* TASK TO CARRY OUT *
Report how many lines contain "кодом", with no other words.

* RECORDS *
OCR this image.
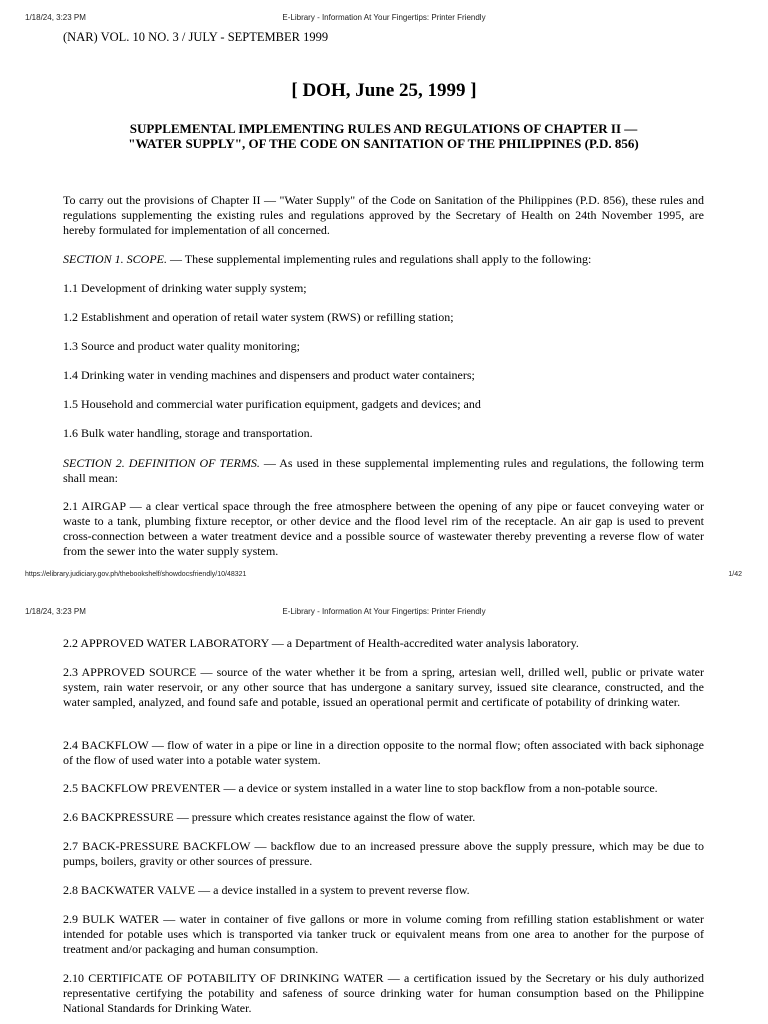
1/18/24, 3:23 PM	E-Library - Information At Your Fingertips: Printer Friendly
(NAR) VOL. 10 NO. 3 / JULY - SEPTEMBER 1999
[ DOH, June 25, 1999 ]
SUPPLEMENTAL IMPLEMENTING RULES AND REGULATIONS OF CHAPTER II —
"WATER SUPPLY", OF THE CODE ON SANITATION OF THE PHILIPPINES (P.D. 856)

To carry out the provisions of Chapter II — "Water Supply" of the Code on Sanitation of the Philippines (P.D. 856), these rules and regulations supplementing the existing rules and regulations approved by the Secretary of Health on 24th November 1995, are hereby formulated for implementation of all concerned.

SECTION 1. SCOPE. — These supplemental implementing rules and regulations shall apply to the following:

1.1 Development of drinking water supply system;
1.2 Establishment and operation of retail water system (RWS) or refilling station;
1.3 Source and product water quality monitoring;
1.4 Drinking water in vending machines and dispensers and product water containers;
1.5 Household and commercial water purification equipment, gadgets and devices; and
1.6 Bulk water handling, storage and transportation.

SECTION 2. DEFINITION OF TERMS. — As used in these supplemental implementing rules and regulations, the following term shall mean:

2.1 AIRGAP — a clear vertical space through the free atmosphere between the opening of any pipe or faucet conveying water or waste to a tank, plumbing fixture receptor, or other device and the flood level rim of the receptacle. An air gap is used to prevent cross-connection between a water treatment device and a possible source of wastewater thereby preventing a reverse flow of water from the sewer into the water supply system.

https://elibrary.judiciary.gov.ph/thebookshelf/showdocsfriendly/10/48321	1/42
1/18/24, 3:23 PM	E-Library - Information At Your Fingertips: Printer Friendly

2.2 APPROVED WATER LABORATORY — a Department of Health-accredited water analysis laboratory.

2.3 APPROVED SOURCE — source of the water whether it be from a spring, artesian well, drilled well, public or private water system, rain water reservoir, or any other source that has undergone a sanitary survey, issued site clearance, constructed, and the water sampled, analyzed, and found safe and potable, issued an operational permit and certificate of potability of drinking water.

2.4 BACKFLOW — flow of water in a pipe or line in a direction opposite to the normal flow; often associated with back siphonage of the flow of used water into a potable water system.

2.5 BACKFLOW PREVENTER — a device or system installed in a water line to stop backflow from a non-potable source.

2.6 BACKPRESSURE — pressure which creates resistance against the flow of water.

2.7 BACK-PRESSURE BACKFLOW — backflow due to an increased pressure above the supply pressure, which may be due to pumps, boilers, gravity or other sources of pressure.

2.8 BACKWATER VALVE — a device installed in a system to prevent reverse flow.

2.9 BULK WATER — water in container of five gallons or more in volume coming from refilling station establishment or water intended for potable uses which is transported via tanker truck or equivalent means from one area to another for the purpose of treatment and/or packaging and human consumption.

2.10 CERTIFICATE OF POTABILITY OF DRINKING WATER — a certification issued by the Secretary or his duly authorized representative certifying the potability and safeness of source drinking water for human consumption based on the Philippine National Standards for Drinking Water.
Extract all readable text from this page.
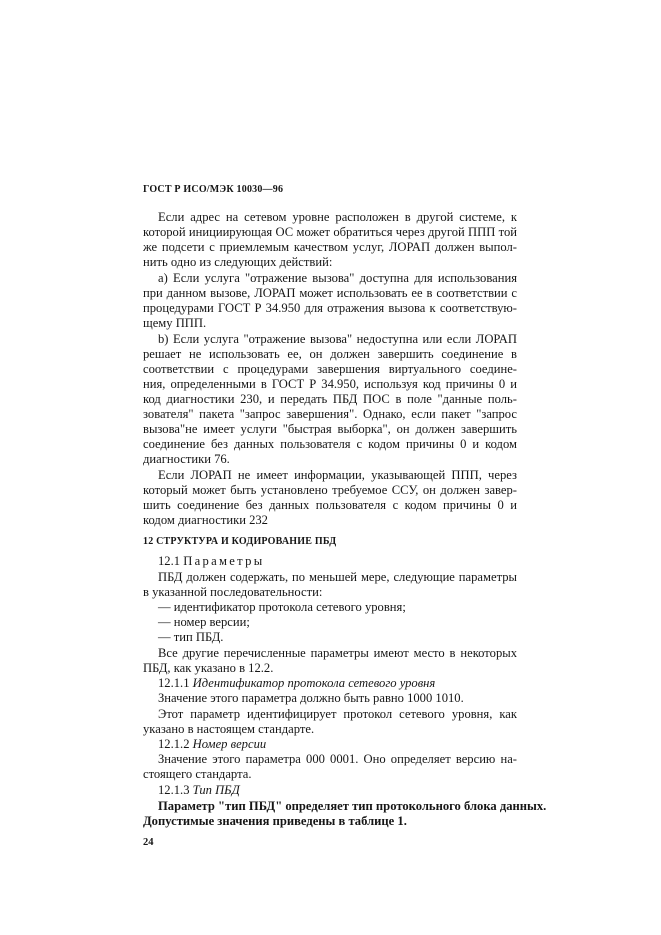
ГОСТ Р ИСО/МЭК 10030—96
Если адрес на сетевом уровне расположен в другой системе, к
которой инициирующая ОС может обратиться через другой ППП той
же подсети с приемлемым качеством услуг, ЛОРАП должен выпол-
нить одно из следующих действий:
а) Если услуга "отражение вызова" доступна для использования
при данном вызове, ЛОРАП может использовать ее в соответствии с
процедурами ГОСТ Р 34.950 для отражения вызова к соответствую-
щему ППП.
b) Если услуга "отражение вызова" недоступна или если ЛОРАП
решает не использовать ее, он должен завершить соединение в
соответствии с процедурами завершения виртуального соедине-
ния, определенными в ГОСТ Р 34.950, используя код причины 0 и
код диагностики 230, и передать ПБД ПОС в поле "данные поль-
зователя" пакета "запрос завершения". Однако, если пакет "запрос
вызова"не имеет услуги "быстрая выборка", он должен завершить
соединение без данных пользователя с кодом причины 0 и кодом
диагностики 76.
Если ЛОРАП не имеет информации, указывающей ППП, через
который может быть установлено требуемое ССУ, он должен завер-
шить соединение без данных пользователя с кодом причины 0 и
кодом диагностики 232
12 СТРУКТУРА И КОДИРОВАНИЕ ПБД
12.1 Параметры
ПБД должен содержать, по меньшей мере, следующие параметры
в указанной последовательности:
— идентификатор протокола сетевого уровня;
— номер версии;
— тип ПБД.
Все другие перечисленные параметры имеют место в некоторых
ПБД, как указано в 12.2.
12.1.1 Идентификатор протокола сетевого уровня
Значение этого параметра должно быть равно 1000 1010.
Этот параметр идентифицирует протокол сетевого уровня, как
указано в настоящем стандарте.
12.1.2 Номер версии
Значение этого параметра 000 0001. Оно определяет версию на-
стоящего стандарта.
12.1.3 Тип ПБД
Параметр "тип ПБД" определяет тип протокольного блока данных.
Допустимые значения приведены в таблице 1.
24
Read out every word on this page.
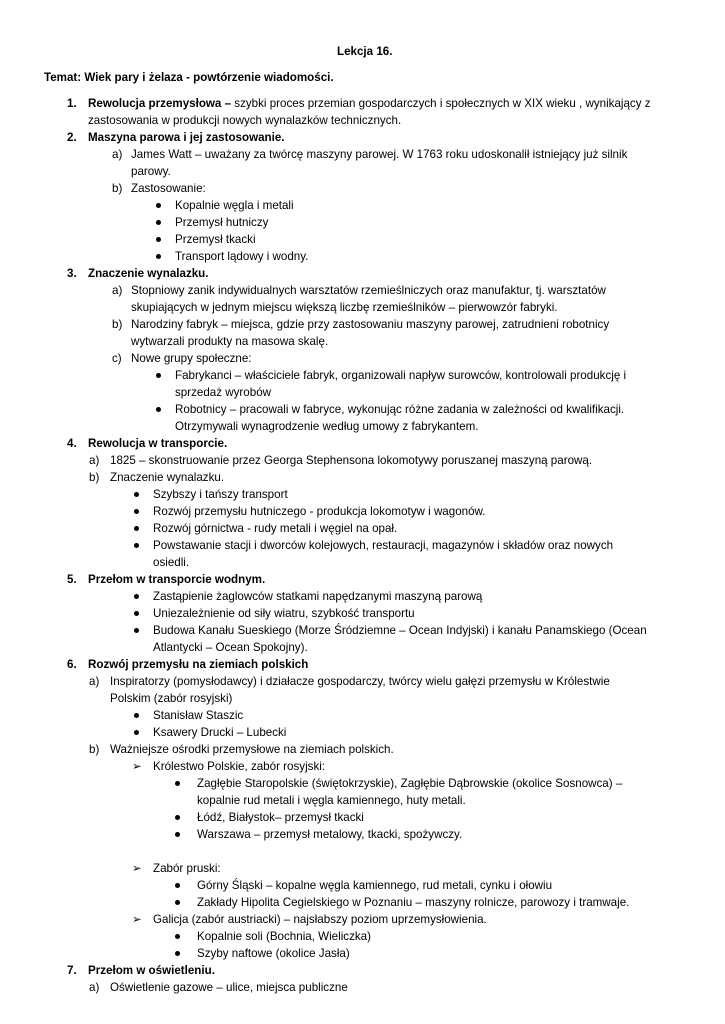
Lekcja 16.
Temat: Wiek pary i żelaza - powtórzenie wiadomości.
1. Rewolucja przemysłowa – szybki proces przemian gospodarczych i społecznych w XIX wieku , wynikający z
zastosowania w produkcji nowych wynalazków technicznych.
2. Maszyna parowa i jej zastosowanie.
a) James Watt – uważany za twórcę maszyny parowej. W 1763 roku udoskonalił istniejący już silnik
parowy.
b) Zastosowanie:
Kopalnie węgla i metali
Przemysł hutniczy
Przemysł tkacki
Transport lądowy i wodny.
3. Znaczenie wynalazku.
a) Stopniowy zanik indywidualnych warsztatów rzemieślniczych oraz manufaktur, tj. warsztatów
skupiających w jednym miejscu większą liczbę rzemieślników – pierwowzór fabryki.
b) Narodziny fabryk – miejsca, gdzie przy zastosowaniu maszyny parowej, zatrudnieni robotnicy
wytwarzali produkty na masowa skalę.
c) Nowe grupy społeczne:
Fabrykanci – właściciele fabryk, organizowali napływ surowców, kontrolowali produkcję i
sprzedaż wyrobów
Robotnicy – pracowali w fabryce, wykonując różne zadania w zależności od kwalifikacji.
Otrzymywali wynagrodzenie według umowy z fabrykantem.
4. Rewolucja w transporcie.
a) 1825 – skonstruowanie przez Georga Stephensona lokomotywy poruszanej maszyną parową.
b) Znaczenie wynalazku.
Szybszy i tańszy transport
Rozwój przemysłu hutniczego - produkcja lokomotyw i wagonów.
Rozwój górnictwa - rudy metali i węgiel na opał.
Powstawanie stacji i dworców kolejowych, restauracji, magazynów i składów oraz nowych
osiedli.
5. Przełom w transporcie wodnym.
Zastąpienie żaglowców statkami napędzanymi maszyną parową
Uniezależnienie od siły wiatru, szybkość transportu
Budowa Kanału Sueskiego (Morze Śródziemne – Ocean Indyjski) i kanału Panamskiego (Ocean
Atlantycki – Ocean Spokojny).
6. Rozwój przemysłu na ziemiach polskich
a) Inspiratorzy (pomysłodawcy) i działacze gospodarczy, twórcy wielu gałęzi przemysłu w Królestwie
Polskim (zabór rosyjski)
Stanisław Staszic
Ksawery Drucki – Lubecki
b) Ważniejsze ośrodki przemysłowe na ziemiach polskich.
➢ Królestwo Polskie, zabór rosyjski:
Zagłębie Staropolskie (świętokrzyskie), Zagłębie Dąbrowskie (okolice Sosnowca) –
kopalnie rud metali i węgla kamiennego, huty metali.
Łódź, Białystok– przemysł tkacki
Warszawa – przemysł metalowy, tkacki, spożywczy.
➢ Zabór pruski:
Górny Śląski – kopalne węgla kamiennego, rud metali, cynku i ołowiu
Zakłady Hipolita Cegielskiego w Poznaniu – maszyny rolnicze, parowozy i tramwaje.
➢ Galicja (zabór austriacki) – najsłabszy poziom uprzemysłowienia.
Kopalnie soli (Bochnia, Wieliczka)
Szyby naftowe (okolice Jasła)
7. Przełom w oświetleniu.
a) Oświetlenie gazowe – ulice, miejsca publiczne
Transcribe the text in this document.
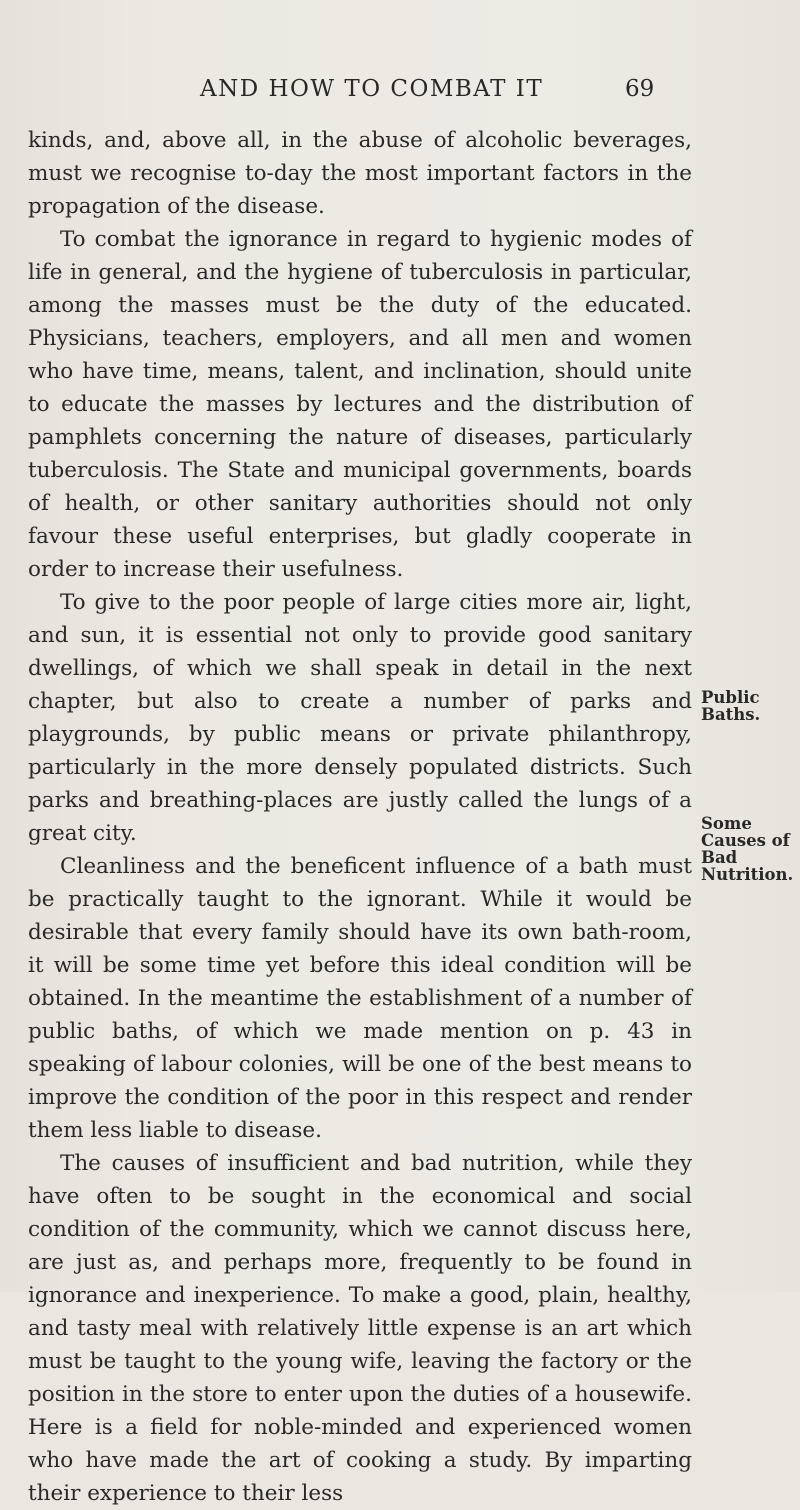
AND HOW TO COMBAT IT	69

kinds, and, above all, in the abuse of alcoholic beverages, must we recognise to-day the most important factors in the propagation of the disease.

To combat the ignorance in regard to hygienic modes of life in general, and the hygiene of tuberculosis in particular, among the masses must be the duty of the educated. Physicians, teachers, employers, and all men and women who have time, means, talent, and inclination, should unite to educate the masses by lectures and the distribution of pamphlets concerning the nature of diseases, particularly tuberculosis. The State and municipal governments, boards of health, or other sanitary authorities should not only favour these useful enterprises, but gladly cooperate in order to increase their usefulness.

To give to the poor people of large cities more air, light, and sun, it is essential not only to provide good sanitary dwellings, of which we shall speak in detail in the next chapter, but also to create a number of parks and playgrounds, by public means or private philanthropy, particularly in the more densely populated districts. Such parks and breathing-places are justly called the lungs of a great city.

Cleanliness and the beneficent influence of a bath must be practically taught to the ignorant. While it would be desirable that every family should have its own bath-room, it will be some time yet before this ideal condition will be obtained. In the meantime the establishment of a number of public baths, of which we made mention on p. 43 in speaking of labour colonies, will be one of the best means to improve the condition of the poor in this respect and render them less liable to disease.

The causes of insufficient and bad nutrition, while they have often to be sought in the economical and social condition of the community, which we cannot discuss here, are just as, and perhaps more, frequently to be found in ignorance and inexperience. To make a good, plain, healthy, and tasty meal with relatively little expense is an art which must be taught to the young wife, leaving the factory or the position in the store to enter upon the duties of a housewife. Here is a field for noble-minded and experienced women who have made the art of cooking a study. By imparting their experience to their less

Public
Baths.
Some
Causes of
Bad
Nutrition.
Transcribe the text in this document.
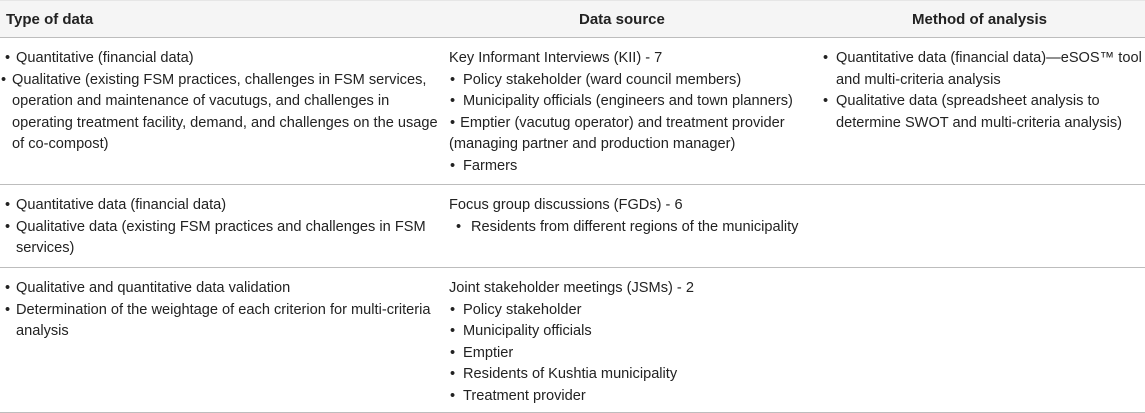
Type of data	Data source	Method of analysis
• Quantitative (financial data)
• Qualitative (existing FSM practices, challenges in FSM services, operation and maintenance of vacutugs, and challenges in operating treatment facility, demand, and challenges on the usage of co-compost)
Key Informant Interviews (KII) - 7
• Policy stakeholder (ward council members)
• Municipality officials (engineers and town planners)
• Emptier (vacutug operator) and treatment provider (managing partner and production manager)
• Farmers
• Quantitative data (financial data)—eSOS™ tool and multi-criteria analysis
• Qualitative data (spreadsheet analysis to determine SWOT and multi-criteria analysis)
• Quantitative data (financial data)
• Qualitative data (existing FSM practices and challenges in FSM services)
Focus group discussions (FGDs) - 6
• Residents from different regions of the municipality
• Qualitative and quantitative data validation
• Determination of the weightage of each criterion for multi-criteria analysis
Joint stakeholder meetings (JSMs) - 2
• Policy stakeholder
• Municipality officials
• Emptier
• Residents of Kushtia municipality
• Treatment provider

* RESULT FOR THIS EXERCISE *
3